#### [REQUIRED TASK]
Copy out every line of the records where the string "books" occurs.

>> START

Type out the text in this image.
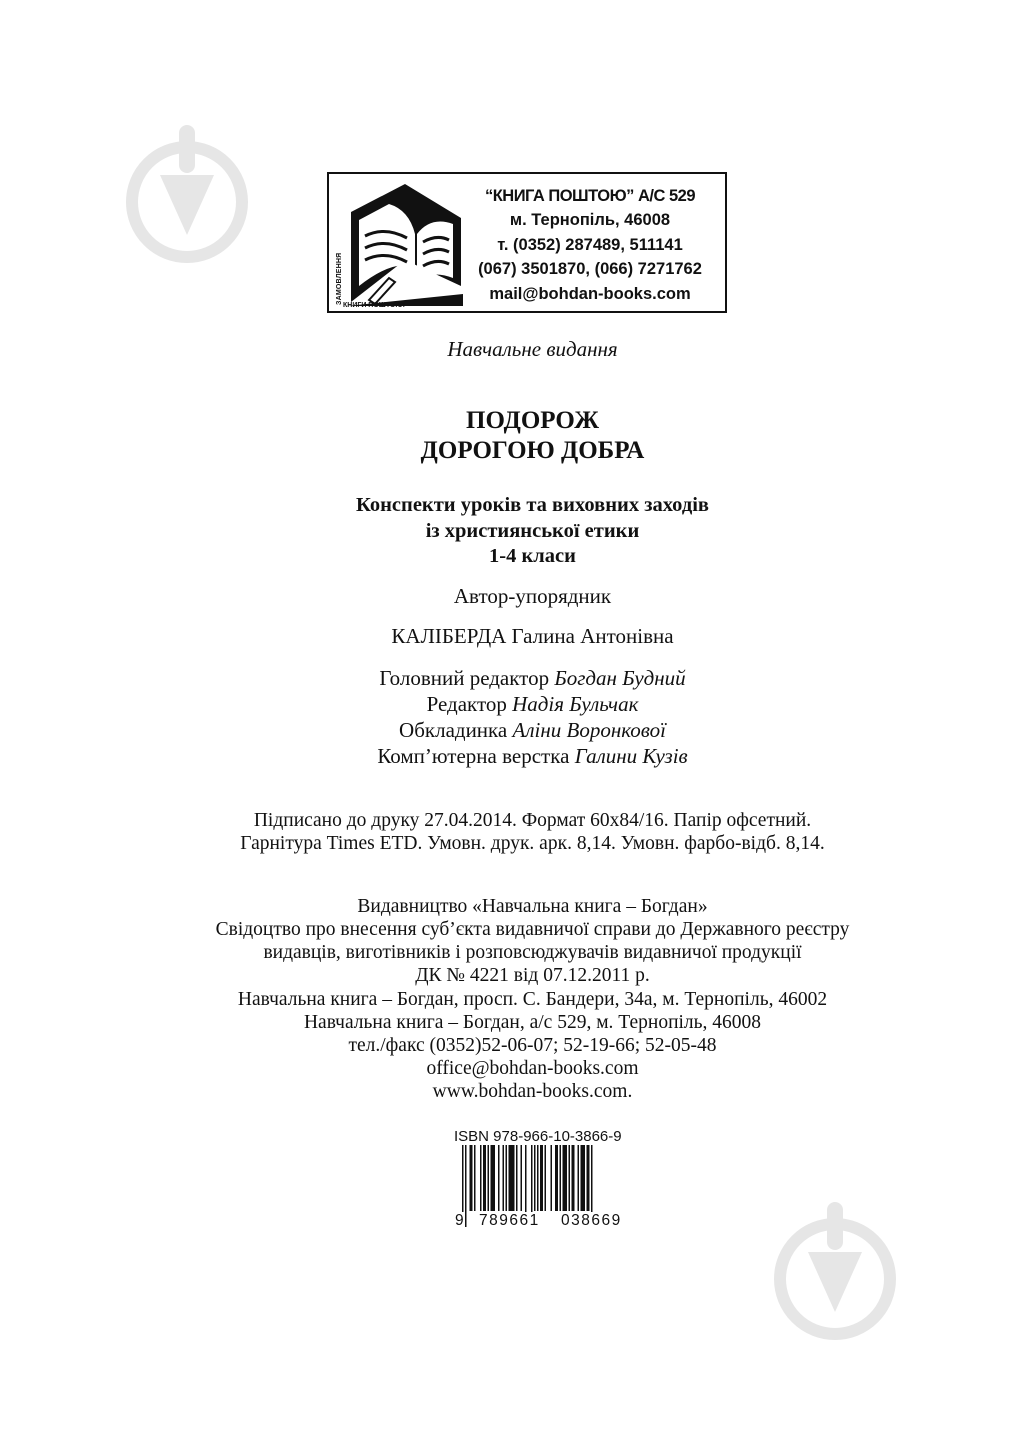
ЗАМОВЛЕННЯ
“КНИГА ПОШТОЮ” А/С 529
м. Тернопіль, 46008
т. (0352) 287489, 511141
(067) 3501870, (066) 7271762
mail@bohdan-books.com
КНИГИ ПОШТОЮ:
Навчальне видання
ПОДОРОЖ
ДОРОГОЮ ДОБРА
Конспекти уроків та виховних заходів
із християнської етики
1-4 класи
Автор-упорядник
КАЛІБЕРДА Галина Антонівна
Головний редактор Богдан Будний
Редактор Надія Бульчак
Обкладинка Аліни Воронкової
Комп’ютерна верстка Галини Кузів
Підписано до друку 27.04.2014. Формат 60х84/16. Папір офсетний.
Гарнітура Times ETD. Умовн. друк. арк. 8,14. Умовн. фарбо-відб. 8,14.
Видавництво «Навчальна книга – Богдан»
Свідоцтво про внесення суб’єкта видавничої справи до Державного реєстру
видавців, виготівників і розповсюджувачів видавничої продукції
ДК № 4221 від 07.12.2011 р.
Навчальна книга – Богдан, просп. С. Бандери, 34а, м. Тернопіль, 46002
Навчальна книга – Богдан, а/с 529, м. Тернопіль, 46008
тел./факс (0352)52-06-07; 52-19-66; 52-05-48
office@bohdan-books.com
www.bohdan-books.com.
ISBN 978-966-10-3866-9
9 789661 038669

>> END

#### [EXERCISE ANSWER]
mail@bohdan-books.com
office@bohdan-books.com
www.bohdan-books.com.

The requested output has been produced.